Task requirements
Among the entries below, find the lines with "video" and copy them.

[Saved entries]
+++

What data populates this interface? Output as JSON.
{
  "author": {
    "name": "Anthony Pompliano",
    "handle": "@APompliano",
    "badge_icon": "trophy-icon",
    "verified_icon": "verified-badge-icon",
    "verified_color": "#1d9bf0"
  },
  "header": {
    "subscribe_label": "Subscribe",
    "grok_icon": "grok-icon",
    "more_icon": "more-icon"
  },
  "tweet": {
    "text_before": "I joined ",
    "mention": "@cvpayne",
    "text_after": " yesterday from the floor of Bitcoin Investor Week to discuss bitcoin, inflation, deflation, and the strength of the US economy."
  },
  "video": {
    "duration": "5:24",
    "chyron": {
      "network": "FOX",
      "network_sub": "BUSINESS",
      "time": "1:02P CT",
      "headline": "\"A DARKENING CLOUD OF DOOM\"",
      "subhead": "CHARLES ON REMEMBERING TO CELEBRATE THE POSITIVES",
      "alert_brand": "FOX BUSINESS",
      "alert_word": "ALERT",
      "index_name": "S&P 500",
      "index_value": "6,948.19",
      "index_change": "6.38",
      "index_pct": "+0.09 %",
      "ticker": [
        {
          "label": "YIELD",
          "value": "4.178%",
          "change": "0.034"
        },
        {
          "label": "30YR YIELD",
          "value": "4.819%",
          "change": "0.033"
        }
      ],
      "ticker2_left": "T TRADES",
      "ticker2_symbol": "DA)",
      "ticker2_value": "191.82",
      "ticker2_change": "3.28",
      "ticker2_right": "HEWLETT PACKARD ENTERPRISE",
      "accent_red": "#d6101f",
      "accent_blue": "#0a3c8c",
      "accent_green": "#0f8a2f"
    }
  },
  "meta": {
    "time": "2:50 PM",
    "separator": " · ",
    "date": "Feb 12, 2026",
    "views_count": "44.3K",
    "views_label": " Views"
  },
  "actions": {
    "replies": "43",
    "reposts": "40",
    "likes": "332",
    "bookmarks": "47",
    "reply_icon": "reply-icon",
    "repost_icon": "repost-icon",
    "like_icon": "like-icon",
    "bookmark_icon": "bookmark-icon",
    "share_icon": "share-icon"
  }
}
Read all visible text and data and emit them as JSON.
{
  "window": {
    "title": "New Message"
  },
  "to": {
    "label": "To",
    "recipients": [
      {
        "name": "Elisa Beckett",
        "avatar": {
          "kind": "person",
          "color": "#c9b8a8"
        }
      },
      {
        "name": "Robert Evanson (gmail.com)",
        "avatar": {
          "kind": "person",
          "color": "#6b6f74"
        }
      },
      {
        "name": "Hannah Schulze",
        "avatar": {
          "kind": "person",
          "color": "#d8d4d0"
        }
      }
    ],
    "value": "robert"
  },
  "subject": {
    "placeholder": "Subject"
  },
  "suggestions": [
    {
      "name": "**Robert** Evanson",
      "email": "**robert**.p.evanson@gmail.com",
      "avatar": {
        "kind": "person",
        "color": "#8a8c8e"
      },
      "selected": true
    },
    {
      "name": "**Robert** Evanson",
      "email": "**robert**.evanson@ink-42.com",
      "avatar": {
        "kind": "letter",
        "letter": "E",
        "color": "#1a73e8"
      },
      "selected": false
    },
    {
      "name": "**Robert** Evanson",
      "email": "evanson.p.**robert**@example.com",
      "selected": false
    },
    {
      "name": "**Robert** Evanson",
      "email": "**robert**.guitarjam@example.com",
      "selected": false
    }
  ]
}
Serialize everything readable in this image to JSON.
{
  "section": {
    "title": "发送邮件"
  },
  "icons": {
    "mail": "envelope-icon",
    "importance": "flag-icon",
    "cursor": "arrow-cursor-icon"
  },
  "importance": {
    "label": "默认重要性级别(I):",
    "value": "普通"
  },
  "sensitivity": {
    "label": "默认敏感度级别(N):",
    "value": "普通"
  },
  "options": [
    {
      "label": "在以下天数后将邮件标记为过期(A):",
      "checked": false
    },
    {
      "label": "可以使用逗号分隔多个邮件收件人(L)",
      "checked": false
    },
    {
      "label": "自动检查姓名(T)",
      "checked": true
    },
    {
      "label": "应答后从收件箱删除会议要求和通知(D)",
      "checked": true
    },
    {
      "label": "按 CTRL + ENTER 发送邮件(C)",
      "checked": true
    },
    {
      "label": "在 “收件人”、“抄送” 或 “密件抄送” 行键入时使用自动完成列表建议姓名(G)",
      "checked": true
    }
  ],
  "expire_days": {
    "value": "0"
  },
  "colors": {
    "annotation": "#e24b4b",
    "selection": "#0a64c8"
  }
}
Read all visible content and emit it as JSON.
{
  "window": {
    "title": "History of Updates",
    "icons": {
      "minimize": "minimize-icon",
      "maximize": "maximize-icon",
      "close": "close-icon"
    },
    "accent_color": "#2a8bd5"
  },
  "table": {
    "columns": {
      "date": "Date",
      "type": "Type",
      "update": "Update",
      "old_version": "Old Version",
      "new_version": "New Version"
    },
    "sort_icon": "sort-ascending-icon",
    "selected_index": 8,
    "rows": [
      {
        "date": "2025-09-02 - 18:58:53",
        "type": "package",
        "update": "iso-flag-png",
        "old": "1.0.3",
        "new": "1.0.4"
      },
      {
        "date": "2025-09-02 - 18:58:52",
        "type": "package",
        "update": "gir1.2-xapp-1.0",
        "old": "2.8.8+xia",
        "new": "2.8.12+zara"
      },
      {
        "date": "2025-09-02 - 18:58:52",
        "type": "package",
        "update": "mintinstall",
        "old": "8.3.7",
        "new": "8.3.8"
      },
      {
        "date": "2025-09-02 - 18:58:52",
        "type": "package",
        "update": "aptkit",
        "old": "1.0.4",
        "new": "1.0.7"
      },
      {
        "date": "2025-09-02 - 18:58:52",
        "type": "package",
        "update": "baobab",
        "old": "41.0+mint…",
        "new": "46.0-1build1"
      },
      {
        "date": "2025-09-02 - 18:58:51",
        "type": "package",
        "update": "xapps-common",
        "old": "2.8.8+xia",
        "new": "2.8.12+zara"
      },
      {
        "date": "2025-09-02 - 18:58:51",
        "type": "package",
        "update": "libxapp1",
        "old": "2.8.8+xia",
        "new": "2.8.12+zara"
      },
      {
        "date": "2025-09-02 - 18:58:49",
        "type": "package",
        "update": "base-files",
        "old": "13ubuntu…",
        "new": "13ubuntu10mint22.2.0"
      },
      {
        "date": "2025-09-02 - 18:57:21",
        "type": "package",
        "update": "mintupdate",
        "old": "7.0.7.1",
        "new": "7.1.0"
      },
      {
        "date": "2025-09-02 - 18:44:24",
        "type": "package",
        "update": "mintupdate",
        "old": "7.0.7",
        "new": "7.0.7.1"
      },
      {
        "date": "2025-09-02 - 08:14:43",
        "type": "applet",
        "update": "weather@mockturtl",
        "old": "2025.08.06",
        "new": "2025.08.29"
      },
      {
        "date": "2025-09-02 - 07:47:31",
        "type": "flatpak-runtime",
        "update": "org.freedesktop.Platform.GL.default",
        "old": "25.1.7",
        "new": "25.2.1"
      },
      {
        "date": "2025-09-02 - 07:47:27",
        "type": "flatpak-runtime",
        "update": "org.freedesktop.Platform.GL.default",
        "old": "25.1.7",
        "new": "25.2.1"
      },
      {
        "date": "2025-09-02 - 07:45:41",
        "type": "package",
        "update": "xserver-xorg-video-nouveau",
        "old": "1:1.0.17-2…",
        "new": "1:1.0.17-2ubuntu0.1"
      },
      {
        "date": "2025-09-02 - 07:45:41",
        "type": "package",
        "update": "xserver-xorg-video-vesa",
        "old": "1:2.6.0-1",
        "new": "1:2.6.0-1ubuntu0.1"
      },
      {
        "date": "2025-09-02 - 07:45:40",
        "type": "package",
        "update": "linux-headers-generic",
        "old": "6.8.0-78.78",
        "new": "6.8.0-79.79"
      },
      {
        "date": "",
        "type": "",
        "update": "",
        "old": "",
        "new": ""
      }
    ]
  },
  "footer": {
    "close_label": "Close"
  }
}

+++

Completed task
  "video": {
        "update": "xserver-xorg-video-nouveau",
        "update": "xserver-xorg-video-vesa",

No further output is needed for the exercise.